::: Given entries

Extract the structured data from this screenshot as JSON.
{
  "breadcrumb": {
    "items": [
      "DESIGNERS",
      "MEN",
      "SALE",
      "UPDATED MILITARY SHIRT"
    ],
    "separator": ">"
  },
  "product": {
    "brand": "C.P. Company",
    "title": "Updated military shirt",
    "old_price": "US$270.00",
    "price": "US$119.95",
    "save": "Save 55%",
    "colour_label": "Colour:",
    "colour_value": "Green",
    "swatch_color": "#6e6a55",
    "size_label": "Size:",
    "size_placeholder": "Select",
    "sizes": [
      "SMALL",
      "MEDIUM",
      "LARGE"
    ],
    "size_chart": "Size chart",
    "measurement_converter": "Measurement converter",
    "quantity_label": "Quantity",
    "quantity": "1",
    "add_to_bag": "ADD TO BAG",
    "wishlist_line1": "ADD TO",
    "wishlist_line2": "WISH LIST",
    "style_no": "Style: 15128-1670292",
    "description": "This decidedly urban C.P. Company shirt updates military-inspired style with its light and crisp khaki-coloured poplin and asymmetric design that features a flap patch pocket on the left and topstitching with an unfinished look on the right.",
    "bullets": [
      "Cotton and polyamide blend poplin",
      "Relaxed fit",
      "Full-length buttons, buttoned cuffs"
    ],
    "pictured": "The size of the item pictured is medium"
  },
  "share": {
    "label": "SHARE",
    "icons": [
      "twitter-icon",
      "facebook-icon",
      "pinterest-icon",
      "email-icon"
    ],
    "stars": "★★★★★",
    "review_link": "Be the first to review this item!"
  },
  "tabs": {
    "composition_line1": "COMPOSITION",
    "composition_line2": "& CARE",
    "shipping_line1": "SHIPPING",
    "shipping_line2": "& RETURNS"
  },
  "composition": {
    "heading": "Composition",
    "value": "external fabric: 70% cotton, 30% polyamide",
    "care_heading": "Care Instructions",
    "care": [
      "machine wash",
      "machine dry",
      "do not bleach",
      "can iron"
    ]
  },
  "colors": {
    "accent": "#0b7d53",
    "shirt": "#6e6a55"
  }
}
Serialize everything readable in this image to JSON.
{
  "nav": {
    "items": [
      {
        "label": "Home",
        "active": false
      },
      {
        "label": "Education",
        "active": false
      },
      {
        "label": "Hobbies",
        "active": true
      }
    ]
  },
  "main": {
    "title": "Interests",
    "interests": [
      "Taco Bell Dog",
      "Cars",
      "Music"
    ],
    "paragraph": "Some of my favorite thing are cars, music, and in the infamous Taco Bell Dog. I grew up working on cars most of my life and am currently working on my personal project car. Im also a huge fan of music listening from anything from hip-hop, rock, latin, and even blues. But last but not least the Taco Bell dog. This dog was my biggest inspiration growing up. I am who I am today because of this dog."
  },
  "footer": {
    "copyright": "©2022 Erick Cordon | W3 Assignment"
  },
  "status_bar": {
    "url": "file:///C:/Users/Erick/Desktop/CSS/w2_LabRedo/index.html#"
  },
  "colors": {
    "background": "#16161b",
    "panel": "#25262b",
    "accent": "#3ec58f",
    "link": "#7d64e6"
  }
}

::::::

What to do: Look above for the line that holds "Serialize everything readable", then copy it and each line after it exactly, through the last line of the data.

Answer for this exercise:
Serialize everything readable in this image to JSON.
{
  "nav": {
    "items": [
      {
        "label": "Home",
        "active": false
      },
      {
        "label": "Education",
        "active": false
      },
      {
        "label": "Hobbies",
        "active": true
      }
    ]
  },
  "main": {
    "title": "Interests",
    "interests": [
      "Taco Bell Dog",
      "Cars",
      "Music"
    ],
    "paragraph": "Some of my favorite thing are cars, music, and in the infamous Taco Bell Dog. I grew up working on cars most of my life and am currently working on my personal project car. Im also a huge fan of music listening from anything from hip-hop, rock, latin, and even blues. But last but not least the Taco Bell dog. This dog was my biggest inspiration growing up. I am who I am today because of this dog."
  },
  "footer": {
    "copyright": "©2022 Erick Cordon | W3 Assignment"
  },
  "status_bar": {
    "url": "file:///C:/Users/Erick/Desktop/CSS/w2_LabRedo/index.html#"
  },
  "colors": {
    "background": "#16161b",
    "panel": "#25262b",
    "accent": "#3ec58f",
    "link": "#7d64e6"
  }
}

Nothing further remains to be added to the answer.